■ GIVEN PROBLEM: Gather from the listing below each line that includes the word "kind", and copy it.

■ RECORD LIST:
-------

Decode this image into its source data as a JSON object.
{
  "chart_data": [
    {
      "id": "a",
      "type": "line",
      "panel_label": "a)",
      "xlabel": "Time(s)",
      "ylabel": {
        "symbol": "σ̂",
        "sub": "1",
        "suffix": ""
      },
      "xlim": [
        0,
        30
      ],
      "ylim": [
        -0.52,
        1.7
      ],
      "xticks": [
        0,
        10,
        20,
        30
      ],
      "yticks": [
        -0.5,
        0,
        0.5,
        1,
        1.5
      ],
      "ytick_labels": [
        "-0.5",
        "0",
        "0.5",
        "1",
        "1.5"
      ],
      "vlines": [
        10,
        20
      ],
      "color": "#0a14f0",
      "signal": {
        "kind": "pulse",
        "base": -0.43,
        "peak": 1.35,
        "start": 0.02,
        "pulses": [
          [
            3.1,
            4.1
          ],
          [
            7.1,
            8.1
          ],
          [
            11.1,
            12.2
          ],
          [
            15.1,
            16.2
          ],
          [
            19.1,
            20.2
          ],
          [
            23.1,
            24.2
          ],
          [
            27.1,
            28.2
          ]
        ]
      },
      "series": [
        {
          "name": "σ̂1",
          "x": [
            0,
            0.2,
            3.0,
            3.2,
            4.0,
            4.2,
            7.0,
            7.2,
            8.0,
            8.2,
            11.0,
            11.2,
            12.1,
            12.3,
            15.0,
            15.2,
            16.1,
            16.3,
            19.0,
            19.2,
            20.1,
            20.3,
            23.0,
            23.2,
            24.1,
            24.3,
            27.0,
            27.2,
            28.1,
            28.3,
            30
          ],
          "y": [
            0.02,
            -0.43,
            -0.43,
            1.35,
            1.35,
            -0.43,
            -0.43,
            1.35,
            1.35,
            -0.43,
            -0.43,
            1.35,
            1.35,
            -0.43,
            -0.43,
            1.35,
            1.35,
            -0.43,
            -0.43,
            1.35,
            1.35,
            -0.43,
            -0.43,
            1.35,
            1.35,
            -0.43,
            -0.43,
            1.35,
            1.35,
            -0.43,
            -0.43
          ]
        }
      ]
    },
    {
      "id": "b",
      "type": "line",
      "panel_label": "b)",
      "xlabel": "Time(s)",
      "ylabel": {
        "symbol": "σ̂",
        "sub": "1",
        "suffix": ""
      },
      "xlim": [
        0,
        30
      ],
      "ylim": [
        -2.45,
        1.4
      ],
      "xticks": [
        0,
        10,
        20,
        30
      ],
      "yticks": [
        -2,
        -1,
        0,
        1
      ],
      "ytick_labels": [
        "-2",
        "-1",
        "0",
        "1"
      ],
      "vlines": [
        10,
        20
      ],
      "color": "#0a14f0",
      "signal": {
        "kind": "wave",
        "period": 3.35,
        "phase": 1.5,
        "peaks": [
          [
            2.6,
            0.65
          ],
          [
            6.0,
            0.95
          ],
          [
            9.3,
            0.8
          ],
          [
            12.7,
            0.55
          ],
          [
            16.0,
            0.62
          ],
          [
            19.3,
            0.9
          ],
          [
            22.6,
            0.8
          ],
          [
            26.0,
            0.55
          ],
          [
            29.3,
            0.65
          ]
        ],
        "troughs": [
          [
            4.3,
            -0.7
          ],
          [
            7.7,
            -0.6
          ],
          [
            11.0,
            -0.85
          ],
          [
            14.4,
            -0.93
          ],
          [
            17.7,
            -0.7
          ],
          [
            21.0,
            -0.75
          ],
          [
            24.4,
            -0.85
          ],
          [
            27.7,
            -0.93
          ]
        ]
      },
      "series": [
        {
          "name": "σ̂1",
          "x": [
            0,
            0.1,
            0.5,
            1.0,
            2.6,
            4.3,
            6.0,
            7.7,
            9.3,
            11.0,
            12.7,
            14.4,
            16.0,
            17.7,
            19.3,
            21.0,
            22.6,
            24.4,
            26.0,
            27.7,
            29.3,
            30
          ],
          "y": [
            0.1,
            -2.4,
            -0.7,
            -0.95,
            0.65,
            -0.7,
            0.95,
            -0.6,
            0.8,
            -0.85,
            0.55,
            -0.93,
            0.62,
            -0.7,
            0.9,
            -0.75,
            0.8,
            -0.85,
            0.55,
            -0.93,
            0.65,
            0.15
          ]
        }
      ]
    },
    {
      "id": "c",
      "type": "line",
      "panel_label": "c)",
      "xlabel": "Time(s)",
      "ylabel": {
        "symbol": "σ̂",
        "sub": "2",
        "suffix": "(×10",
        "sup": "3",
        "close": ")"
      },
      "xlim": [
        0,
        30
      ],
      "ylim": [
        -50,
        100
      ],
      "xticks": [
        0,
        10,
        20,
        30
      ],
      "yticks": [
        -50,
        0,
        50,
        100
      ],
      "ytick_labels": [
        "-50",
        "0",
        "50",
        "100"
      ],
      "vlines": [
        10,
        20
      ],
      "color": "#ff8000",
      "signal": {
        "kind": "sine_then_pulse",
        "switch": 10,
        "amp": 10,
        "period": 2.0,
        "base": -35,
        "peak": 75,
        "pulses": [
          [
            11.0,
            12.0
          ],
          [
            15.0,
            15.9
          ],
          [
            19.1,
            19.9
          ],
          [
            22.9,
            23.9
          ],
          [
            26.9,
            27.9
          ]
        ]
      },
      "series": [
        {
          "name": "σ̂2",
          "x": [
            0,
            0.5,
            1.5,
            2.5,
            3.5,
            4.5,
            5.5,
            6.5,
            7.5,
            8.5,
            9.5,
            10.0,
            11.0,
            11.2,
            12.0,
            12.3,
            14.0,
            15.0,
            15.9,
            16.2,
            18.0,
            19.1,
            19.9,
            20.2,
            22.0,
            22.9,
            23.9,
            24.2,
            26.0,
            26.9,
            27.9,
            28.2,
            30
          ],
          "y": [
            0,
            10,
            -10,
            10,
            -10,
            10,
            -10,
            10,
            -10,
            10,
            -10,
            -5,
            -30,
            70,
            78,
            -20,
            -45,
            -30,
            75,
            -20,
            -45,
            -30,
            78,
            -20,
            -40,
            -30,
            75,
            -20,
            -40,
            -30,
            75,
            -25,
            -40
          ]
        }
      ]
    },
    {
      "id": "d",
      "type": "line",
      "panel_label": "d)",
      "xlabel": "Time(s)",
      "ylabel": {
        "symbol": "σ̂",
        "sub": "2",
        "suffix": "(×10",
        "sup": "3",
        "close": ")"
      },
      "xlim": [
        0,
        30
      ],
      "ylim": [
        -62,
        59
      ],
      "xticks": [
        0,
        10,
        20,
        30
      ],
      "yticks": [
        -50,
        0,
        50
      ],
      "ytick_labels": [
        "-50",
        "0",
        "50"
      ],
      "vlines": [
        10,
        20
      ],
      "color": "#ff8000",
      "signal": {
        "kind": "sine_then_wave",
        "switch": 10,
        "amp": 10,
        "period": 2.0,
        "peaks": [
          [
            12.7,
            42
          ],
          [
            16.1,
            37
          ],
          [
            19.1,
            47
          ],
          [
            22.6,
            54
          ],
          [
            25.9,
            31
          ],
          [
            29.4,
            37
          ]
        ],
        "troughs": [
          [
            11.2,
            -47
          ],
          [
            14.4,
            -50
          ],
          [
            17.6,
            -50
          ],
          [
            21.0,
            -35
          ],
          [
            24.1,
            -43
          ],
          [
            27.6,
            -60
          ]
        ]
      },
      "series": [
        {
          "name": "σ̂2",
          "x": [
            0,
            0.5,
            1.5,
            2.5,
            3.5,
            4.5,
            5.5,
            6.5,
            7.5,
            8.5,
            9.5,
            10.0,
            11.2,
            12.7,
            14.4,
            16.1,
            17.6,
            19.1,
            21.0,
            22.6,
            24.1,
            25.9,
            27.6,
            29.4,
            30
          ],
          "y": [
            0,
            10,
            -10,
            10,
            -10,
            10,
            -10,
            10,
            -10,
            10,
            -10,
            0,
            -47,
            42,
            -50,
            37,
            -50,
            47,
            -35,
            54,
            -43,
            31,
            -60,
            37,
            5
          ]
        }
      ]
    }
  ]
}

-------

■ WRITTEN ANSWER:
        "kind": "pulse",
        "kind": "wave",
        "kind": "sine_then_pulse",
        "kind": "sine_then_wave",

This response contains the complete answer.